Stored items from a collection
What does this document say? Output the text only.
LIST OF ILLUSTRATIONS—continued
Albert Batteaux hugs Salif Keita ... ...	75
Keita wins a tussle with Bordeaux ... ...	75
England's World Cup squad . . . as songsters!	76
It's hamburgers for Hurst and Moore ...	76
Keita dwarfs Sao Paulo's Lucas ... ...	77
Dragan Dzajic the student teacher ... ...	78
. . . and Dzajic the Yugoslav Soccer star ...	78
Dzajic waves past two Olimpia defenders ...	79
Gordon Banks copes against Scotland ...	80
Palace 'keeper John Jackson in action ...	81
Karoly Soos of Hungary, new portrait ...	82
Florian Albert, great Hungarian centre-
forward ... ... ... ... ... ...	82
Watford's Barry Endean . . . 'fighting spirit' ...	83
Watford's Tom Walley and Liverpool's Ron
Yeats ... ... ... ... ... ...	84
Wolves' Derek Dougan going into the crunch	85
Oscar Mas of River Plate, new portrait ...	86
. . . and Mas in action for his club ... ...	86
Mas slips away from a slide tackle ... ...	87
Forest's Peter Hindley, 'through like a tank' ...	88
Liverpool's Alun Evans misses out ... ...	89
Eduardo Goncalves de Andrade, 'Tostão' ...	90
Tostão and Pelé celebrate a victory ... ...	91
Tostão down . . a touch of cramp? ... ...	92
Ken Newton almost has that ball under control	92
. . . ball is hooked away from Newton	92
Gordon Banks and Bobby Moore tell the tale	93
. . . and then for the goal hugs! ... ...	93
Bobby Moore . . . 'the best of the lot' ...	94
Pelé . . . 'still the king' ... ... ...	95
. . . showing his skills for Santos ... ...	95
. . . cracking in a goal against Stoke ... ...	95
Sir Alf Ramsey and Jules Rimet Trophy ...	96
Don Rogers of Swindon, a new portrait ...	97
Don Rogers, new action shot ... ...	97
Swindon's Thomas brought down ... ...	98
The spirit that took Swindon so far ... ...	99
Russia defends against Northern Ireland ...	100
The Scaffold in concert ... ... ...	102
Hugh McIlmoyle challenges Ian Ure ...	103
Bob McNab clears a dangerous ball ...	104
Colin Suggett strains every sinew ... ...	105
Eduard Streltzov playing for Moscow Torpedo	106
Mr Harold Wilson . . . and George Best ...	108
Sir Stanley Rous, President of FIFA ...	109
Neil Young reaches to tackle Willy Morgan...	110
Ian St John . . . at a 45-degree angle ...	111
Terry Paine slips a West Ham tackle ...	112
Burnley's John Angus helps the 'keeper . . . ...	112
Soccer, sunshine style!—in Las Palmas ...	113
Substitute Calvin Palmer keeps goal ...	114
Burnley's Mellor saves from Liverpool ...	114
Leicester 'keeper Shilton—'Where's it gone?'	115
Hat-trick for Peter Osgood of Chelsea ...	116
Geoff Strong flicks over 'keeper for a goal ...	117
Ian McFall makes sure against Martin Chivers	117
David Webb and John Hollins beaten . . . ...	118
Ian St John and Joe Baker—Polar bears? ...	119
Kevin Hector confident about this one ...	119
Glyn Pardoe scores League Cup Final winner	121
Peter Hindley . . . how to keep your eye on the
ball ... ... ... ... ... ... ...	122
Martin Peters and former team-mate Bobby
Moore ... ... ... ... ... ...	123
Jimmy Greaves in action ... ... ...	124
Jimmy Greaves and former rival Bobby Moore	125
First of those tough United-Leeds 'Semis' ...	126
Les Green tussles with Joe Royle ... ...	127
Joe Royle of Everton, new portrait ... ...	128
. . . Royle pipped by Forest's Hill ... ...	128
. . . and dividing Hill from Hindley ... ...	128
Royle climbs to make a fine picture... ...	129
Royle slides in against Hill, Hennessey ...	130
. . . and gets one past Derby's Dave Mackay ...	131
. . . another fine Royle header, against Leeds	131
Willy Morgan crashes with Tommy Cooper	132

**STATED PROBLEM:**
In the entries above, find every line with the word "hugs" and list it.

**RESULT OF THIS TASK:**
Albert Batteaux hugs Salif Keita ... ...	75
. . . and then for the goal hugs! ... ...	93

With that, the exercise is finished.